Written exercise — Set down all of the data exactly as it appears.

* Start Records provided *

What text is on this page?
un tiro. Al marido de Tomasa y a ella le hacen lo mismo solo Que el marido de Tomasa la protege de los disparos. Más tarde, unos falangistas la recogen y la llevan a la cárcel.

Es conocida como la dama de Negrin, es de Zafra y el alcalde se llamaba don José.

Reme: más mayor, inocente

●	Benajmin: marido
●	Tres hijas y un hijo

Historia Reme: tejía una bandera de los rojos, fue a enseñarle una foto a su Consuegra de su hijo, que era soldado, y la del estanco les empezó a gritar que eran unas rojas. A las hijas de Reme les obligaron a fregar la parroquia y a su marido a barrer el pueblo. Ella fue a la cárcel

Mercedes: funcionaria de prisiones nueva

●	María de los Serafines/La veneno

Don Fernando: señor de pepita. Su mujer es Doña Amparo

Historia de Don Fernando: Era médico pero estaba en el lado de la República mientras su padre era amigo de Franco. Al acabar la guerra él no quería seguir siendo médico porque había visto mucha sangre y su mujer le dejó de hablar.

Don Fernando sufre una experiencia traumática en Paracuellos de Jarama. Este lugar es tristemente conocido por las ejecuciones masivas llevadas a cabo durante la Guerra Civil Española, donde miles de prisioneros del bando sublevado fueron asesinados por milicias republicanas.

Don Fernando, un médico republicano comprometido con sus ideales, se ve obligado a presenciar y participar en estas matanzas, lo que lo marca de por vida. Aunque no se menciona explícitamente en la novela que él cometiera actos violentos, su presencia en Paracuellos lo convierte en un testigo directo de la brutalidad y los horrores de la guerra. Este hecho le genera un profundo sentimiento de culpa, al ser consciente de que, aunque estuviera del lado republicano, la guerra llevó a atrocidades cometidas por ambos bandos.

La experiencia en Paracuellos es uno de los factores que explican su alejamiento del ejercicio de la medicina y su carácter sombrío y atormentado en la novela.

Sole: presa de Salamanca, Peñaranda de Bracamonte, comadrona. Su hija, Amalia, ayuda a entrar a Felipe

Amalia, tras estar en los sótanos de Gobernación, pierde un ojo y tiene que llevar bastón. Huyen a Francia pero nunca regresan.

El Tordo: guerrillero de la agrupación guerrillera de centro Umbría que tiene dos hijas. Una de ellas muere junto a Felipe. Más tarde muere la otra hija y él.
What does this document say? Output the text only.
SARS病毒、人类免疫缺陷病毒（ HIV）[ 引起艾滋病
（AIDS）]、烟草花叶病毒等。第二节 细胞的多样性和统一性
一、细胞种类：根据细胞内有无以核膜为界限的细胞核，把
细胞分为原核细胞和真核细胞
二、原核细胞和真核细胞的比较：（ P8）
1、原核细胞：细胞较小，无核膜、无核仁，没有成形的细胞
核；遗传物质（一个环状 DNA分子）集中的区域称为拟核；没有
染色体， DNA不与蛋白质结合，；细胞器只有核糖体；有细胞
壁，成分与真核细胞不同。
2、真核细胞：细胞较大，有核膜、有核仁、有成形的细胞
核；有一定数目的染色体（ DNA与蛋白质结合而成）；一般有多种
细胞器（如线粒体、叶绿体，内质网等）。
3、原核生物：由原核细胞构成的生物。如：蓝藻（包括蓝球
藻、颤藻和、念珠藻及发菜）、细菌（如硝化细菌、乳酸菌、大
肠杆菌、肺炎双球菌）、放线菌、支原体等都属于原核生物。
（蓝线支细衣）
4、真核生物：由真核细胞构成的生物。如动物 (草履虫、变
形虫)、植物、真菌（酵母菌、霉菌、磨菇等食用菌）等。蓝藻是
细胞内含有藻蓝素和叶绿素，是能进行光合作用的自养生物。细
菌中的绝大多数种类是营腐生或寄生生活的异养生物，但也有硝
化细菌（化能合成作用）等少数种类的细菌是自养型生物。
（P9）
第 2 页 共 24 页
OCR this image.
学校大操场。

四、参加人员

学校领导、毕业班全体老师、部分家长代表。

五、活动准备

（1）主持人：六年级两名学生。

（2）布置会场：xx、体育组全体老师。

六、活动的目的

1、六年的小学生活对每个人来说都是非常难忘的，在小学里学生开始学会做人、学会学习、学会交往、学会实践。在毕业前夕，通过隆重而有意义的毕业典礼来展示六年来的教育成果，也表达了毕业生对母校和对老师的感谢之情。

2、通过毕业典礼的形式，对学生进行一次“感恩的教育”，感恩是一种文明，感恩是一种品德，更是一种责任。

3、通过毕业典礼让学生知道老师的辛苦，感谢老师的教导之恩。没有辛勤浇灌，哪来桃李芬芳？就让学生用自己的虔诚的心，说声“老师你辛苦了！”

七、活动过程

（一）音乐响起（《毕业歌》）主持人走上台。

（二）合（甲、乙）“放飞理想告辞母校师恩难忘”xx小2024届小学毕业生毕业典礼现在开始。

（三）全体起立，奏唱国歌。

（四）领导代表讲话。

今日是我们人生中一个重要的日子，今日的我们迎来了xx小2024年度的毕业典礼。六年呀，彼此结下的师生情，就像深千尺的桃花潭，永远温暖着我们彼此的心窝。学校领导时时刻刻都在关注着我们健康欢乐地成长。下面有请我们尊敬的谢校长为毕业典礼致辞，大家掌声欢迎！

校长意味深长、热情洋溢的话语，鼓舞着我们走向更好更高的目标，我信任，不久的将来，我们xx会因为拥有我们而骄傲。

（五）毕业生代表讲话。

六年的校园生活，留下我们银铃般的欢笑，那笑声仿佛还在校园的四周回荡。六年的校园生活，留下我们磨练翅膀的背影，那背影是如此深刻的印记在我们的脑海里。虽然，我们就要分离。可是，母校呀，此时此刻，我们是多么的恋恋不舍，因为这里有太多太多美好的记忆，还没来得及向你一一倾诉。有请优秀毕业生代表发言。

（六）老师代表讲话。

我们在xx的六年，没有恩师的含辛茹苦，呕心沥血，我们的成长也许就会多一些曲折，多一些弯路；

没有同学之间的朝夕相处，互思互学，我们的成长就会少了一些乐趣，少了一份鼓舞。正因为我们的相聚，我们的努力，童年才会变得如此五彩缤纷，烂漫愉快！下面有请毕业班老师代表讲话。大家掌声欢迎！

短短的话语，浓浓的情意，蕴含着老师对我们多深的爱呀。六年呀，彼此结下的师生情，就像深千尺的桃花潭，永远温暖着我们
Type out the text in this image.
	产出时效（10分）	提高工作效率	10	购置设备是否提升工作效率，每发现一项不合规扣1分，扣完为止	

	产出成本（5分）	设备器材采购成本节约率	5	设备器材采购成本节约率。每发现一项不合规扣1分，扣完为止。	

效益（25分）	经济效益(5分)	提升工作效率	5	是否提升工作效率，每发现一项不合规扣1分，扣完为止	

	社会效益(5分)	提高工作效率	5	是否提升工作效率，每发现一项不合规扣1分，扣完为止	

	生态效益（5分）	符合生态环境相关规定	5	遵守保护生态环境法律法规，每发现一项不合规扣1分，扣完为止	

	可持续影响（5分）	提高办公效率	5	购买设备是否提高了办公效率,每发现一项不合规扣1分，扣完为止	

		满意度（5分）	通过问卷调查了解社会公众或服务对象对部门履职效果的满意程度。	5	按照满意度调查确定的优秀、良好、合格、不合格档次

* End Records provided *

Written answer —
What text is on this page?
un tiro. Al marido de Tomasa y a ella le hacen lo mismo solo Que el marido de Tomasa la protege de los disparos. Más tarde, unos falangistas la recogen y la llevan a la cárcel.

Es conocida como la dama de Negrin, es de Zafra y el alcalde se llamaba don José.

Reme: más mayor, inocente

●	Benajmin: marido
●	Tres hijas y un hijo

Historia Reme: tejía una bandera de los rojos, fue a enseñarle una foto a su Consuegra de su hijo, que era soldado, y la del estanco les empezó a gritar que eran unas rojas. A las hijas de Reme les obligaron a fregar la parroquia y a su marido a barrer el pueblo. Ella fue a la cárcel

Mercedes: funcionaria de prisiones nueva

●	María de los Serafines/La veneno

Don Fernando: señor de pepita. Su mujer es Doña Amparo

Historia de Don Fernando: Era médico pero estaba en el lado de la República mientras su padre era amigo de Franco. Al acabar la guerra él no quería seguir siendo médico porque había visto mucha sangre y su mujer le dejó de hablar.

Don Fernando sufre una experiencia traumática en Paracuellos de Jarama. Este lugar es tristemente conocido por las ejecuciones masivas llevadas a cabo durante la Guerra Civil Española, donde miles de prisioneros del bando sublevado fueron asesinados por milicias republicanas.

Don Fernando, un médico republicano comprometido con sus ideales, se ve obligado a presenciar y participar en estas matanzas, lo que lo marca de por vida. Aunque no se menciona explícitamente en la novela que él cometiera actos violentos, su presencia en Paracuellos lo convierte en un testigo directo de la brutalidad y los horrores de la guerra. Este hecho le genera un profundo sentimiento de culpa, al ser consciente de que, aunque estuviera del lado republicano, la guerra llevó a atrocidades cometidas por ambos bandos.

La experiencia en Paracuellos es uno de los factores que explican su alejamiento del ejercicio de la medicina y su carácter sombrío y atormentado en la novela.

Sole: presa de Salamanca, Peñaranda de Bracamonte, comadrona. Su hija, Amalia, ayuda a entrar a Felipe

Amalia, tras estar en los sótanos de Gobernación, pierde un ojo y tiene que llevar bastón. Huyen a Francia pero nunca regresan.

El Tordo: guerrillero de la agrupación guerrillera de centro Umbría que tiene dos hijas. Una de ellas muere junto a Felipe. Más tarde muere la otra hija y él.
What does this document say? Output the text only.
SARS病毒、人类免疫缺陷病毒（ HIV）[ 引起艾滋病
（AIDS）]、烟草花叶病毒等。第二节 细胞的多样性和统一性
一、细胞种类：根据细胞内有无以核膜为界限的细胞核，把
细胞分为原核细胞和真核细胞
二、原核细胞和真核细胞的比较：（ P8）
1、原核细胞：细胞较小，无核膜、无核仁，没有成形的细胞
核；遗传物质（一个环状 DNA分子）集中的区域称为拟核；没有
染色体， DNA不与蛋白质结合，；细胞器只有核糖体；有细胞
壁，成分与真核细胞不同。
2、真核细胞：细胞较大，有核膜、有核仁、有成形的细胞
核；有一定数目的染色体（ DNA与蛋白质结合而成）；一般有多种
细胞器（如线粒体、叶绿体，内质网等）。
3、原核生物：由原核细胞构成的生物。如：蓝藻（包括蓝球
藻、颤藻和、念珠藻及发菜）、细菌（如硝化细菌、乳酸菌、大
肠杆菌、肺炎双球菌）、放线菌、支原体等都属于原核生物。
（蓝线支细衣）
4、真核生物：由真核细胞构成的生物。如动物 (草履虫、变
形虫)、植物、真菌（酵母菌、霉菌、磨菇等食用菌）等。蓝藻是
细胞内含有藻蓝素和叶绿素，是能进行光合作用的自养生物。细
菌中的绝大多数种类是营腐生或寄生生活的异养生物，但也有硝
化细菌（化能合成作用）等少数种类的细菌是自养型生物。
（P9）
第 2 页 共 24 页
OCR this image.
学校大操场。

四、参加人员

学校领导、毕业班全体老师、部分家长代表。

五、活动准备

（1）主持人：六年级两名学生。

（2）布置会场：xx、体育组全体老师。

六、活动的目的

1、六年的小学生活对每个人来说都是非常难忘的，在小学里学生开始学会做人、学会学习、学会交往、学会实践。在毕业前夕，通过隆重而有意义的毕业典礼来展示六年来的教育成果，也表达了毕业生对母校和对老师的感谢之情。

2、通过毕业典礼的形式，对学生进行一次“感恩的教育”，感恩是一种文明，感恩是一种品德，更是一种责任。

3、通过毕业典礼让学生知道老师的辛苦，感谢老师的教导之恩。没有辛勤浇灌，哪来桃李芬芳？就让学生用自己的虔诚的心，说声“老师你辛苦了！”

七、活动过程

（一）音乐响起（《毕业歌》）主持人走上台。

（二）合（甲、乙）“放飞理想告辞母校师恩难忘”xx小2024届小学毕业生毕业典礼现在开始。

（三）全体起立，奏唱国歌。

（四）领导代表讲话。

今日是我们人生中一个重要的日子，今日的我们迎来了xx小2024年度的毕业典礼。六年呀，彼此结下的师生情，就像深千尺的桃花潭，永远温暖着我们彼此的心窝。学校领导时时刻刻都在关注着我们健康欢乐地成长。下面有请我们尊敬的谢校长为毕业典礼致辞，大家掌声欢迎！

校长意味深长、热情洋溢的话语，鼓舞着我们走向更好更高的目标，我信任，不久的将来，我们xx会因为拥有我们而骄傲。

（五）毕业生代表讲话。

六年的校园生活，留下我们银铃般的欢笑，那笑声仿佛还在校园的四周回荡。六年的校园生活，留下我们磨练翅膀的背影，那背影是如此深刻的印记在我们的脑海里。虽然，我们就要分离。可是，母校呀，此时此刻，我们是多么的恋恋不舍，因为这里有太多太多美好的记忆，还没来得及向你一一倾诉。有请优秀毕业生代表发言。

（六）老师代表讲话。

我们在xx的六年，没有恩师的含辛茹苦，呕心沥血，我们的成长也许就会多一些曲折，多一些弯路；

没有同学之间的朝夕相处，互思互学，我们的成长就会少了一些乐趣，少了一份鼓舞。正因为我们的相聚，我们的努力，童年才会变得如此五彩缤纷，烂漫愉快！下面有请毕业班老师代表讲话。大家掌声欢迎！

短短的话语，浓浓的情意，蕴含着老师对我们多深的爱呀。六年呀，彼此结下的师生情，就像深千尺的桃花潭，永远温暖着我们
Type out the text in this image.
	产出时效（10分）	提高工作效率	10	购置设备是否提升工作效率，每发现一项不合规扣1分，扣完为止	

	产出成本（5分）	设备器材采购成本节约率	5	设备器材采购成本节约率。每发现一项不合规扣1分，扣完为止。	

效益（25分）	经济效益(5分)	提升工作效率	5	是否提升工作效率，每发现一项不合规扣1分，扣完为止	

	社会效益(5分)	提高工作效率	5	是否提升工作效率，每发现一项不合规扣1分，扣完为止	

	生态效益（5分）	符合生态环境相关规定	5	遵守保护生态环境法律法规，每发现一项不合规扣1分，扣完为止	

	可持续影响（5分）	提高办公效率	5	购买设备是否提高了办公效率,每发现一项不合规扣1分，扣完为止	

		满意度（5分）	通过问卷调查了解社会公众或服务对象对部门履职效果的满意程度。	5	按照满意度调查确定的优秀、良好、合格、不合格档次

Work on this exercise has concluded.